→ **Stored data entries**
+ + + + +
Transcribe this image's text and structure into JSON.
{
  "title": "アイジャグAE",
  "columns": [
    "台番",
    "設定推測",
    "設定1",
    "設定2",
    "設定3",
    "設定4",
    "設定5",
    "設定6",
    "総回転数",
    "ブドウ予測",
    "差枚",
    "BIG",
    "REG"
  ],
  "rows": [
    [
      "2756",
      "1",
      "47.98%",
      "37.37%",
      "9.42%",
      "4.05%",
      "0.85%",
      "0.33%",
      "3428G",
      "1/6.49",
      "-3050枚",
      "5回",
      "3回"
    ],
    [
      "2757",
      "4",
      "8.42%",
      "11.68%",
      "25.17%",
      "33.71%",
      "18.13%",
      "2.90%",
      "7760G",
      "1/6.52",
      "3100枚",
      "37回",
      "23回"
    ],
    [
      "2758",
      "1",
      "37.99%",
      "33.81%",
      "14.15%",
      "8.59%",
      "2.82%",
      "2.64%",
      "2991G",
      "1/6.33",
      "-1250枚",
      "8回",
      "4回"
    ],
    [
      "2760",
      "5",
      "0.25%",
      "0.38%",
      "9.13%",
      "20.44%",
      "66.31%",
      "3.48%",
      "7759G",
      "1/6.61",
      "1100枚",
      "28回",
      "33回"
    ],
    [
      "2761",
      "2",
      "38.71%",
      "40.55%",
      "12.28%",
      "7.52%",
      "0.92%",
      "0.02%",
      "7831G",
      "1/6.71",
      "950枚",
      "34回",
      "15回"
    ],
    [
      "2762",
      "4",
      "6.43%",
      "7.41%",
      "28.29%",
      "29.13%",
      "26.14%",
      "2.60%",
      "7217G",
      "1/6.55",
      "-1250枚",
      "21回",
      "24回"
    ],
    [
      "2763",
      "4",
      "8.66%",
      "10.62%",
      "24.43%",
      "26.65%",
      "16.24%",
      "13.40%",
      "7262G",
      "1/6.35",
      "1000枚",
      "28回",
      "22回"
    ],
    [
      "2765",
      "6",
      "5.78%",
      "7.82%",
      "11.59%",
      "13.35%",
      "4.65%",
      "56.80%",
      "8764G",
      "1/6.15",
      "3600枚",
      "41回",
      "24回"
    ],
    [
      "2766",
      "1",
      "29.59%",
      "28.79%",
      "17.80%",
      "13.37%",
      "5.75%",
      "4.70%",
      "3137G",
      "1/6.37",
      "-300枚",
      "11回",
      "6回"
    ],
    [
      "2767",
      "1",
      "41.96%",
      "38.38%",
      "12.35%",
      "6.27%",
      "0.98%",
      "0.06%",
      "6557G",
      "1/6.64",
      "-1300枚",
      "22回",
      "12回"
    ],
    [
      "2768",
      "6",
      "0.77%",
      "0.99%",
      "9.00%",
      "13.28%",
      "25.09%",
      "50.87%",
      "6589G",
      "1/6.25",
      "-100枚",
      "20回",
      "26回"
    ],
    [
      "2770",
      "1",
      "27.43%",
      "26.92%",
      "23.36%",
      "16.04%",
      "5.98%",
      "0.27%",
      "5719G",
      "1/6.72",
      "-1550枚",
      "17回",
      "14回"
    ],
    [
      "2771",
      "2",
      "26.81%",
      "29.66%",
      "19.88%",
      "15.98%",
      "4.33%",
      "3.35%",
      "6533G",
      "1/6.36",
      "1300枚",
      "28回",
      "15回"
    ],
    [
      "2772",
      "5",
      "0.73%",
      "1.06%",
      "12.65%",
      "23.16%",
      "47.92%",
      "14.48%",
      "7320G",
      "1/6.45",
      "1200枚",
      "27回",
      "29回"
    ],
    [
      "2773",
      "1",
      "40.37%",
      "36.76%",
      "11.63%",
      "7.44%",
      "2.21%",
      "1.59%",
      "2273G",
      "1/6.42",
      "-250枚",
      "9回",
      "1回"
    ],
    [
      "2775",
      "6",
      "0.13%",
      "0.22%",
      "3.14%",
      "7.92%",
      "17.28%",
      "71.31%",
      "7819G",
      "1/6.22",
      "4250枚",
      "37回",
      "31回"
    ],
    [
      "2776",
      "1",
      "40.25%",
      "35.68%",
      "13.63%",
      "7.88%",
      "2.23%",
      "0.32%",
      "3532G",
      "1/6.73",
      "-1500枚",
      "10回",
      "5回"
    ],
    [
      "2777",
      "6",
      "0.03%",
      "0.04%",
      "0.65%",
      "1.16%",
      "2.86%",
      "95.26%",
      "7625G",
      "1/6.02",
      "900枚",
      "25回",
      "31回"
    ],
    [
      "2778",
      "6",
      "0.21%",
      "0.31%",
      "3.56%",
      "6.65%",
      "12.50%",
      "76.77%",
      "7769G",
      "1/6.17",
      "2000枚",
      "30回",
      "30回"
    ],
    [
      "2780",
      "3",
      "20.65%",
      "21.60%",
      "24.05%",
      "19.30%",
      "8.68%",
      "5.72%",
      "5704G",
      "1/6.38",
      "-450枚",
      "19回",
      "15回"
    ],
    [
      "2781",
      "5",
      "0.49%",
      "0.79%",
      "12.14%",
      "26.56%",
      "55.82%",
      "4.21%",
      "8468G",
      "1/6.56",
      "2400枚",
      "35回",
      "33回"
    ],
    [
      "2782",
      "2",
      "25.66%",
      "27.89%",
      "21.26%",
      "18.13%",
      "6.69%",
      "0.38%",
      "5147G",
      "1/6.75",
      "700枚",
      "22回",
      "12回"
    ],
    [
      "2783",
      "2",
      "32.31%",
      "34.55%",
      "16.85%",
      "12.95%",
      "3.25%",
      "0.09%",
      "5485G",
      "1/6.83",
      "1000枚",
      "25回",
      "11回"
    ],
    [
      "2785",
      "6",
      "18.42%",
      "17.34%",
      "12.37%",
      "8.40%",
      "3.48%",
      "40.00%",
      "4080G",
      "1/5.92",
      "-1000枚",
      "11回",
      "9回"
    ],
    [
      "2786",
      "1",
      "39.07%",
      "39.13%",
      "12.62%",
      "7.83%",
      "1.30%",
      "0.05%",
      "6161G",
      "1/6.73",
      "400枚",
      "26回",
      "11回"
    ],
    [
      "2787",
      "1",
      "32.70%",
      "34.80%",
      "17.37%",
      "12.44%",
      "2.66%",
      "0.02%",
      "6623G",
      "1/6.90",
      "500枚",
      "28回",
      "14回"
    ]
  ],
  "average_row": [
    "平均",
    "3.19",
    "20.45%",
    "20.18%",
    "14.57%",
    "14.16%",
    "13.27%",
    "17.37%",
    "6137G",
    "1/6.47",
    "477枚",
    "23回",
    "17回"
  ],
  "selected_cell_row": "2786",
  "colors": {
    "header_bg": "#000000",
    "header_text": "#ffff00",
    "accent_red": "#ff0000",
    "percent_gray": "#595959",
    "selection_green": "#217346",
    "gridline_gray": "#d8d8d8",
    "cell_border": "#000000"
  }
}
+ + + + +
→ **Exercise instructions**
Every line above should be printed again exactly as it stands.

→ **Output for this exercise**
Transcribe this image's text and structure into JSON.
{
  "title": "アイジャグAE",
  "columns": [
    "台番",
    "設定推測",
    "設定1",
    "設定2",
    "設定3",
    "設定4",
    "設定5",
    "設定6",
    "総回転数",
    "ブドウ予測",
    "差枚",
    "BIG",
    "REG"
  ],
  "rows": [
    [
      "2756",
      "1",
      "47.98%",
      "37.37%",
      "9.42%",
      "4.05%",
      "0.85%",
      "0.33%",
      "3428G",
      "1/6.49",
      "-3050枚",
      "5回",
      "3回"
    ],
    [
      "2757",
      "4",
      "8.42%",
      "11.68%",
      "25.17%",
      "33.71%",
      "18.13%",
      "2.90%",
      "7760G",
      "1/6.52",
      "3100枚",
      "37回",
      "23回"
    ],
    [
      "2758",
      "1",
      "37.99%",
      "33.81%",
      "14.15%",
      "8.59%",
      "2.82%",
      "2.64%",
      "2991G",
      "1/6.33",
      "-1250枚",
      "8回",
      "4回"
    ],
    [
      "2760",
      "5",
      "0.25%",
      "0.38%",
      "9.13%",
      "20.44%",
      "66.31%",
      "3.48%",
      "7759G",
      "1/6.61",
      "1100枚",
      "28回",
      "33回"
    ],
    [
      "2761",
      "2",
      "38.71%",
      "40.55%",
      "12.28%",
      "7.52%",
      "0.92%",
      "0.02%",
      "7831G",
      "1/6.71",
      "950枚",
      "34回",
      "15回"
    ],
    [
      "2762",
      "4",
      "6.43%",
      "7.41%",
      "28.29%",
      "29.13%",
      "26.14%",
      "2.60%",
      "7217G",
      "1/6.55",
      "-1250枚",
      "21回",
      "24回"
    ],
    [
      "2763",
      "4",
      "8.66%",
      "10.62%",
      "24.43%",
      "26.65%",
      "16.24%",
      "13.40%",
      "7262G",
      "1/6.35",
      "1000枚",
      "28回",
      "22回"
    ],
    [
      "2765",
      "6",
      "5.78%",
      "7.82%",
      "11.59%",
      "13.35%",
      "4.65%",
      "56.80%",
      "8764G",
      "1/6.15",
      "3600枚",
      "41回",
      "24回"
    ],
    [
      "2766",
      "1",
      "29.59%",
      "28.79%",
      "17.80%",
      "13.37%",
      "5.75%",
      "4.70%",
      "3137G",
      "1/6.37",
      "-300枚",
      "11回",
      "6回"
    ],
    [
      "2767",
      "1",
      "41.96%",
      "38.38%",
      "12.35%",
      "6.27%",
      "0.98%",
      "0.06%",
      "6557G",
      "1/6.64",
      "-1300枚",
      "22回",
      "12回"
    ],
    [
      "2768",
      "6",
      "0.77%",
      "0.99%",
      "9.00%",
      "13.28%",
      "25.09%",
      "50.87%",
      "6589G",
      "1/6.25",
      "-100枚",
      "20回",
      "26回"
    ],
    [
      "2770",
      "1",
      "27.43%",
      "26.92%",
      "23.36%",
      "16.04%",
      "5.98%",
      "0.27%",
      "5719G",
      "1/6.72",
      "-1550枚",
      "17回",
      "14回"
    ],
    [
      "2771",
      "2",
      "26.81%",
      "29.66%",
      "19.88%",
      "15.98%",
      "4.33%",
      "3.35%",
      "6533G",
      "1/6.36",
      "1300枚",
      "28回",
      "15回"
    ],
    [
      "2772",
      "5",
      "0.73%",
      "1.06%",
      "12.65%",
      "23.16%",
      "47.92%",
      "14.48%",
      "7320G",
      "1/6.45",
      "1200枚",
      "27回",
      "29回"
    ],
    [
      "2773",
      "1",
      "40.37%",
      "36.76%",
      "11.63%",
      "7.44%",
      "2.21%",
      "1.59%",
      "2273G",
      "1/6.42",
      "-250枚",
      "9回",
      "1回"
    ],
    [
      "2775",
      "6",
      "0.13%",
      "0.22%",
      "3.14%",
      "7.92%",
      "17.28%",
      "71.31%",
      "7819G",
      "1/6.22",
      "4250枚",
      "37回",
      "31回"
    ],
    [
      "2776",
      "1",
      "40.25%",
      "35.68%",
      "13.63%",
      "7.88%",
      "2.23%",
      "0.32%",
      "3532G",
      "1/6.73",
      "-1500枚",
      "10回",
      "5回"
    ],
    [
      "2777",
      "6",
      "0.03%",
      "0.04%",
      "0.65%",
      "1.16%",
      "2.86%",
      "95.26%",
      "7625G",
      "1/6.02",
      "900枚",
      "25回",
      "31回"
    ],
    [
      "2778",
      "6",
      "0.21%",
      "0.31%",
      "3.56%",
      "6.65%",
      "12.50%",
      "76.77%",
      "7769G",
      "1/6.17",
      "2000枚",
      "30回",
      "30回"
    ],
    [
      "2780",
      "3",
      "20.65%",
      "21.60%",
      "24.05%",
      "19.30%",
      "8.68%",
      "5.72%",
      "5704G",
      "1/6.38",
      "-450枚",
      "19回",
      "15回"
    ],
    [
      "2781",
      "5",
      "0.49%",
      "0.79%",
      "12.14%",
      "26.56%",
      "55.82%",
      "4.21%",
      "8468G",
      "1/6.56",
      "2400枚",
      "35回",
      "33回"
    ],
    [
      "2782",
      "2",
      "25.66%",
      "27.89%",
      "21.26%",
      "18.13%",
      "6.69%",
      "0.38%",
      "5147G",
      "1/6.75",
      "700枚",
      "22回",
      "12回"
    ],
    [
      "2783",
      "2",
      "32.31%",
      "34.55%",
      "16.85%",
      "12.95%",
      "3.25%",
      "0.09%",
      "5485G",
      "1/6.83",
      "1000枚",
      "25回",
      "11回"
    ],
    [
      "2785",
      "6",
      "18.42%",
      "17.34%",
      "12.37%",
      "8.40%",
      "3.48%",
      "40.00%",
      "4080G",
      "1/5.92",
      "-1000枚",
      "11回",
      "9回"
    ],
    [
      "2786",
      "1",
      "39.07%",
      "39.13%",
      "12.62%",
      "7.83%",
      "1.30%",
      "0.05%",
      "6161G",
      "1/6.73",
      "400枚",
      "26回",
      "11回"
    ],
    [
      "2787",
      "1",
      "32.70%",
      "34.80%",
      "17.37%",
      "12.44%",
      "2.66%",
      "0.02%",
      "6623G",
      "1/6.90",
      "500枚",
      "28回",
      "14回"
    ]
  ],
  "average_row": [
    "平均",
    "3.19",
    "20.45%",
    "20.18%",
    "14.57%",
    "14.16%",
    "13.27%",
    "17.37%",
    "6137G",
    "1/6.47",
    "477枚",
    "23回",
    "17回"
  ],
  "selected_cell_row": "2786",
  "colors": {
    "header_bg": "#000000",
    "header_text": "#ffff00",
    "accent_red": "#ff0000",
    "percent_gray": "#595959",
    "selection_green": "#217346",
    "gridline_gray": "#d8d8d8",
    "cell_border": "#000000"
  }
}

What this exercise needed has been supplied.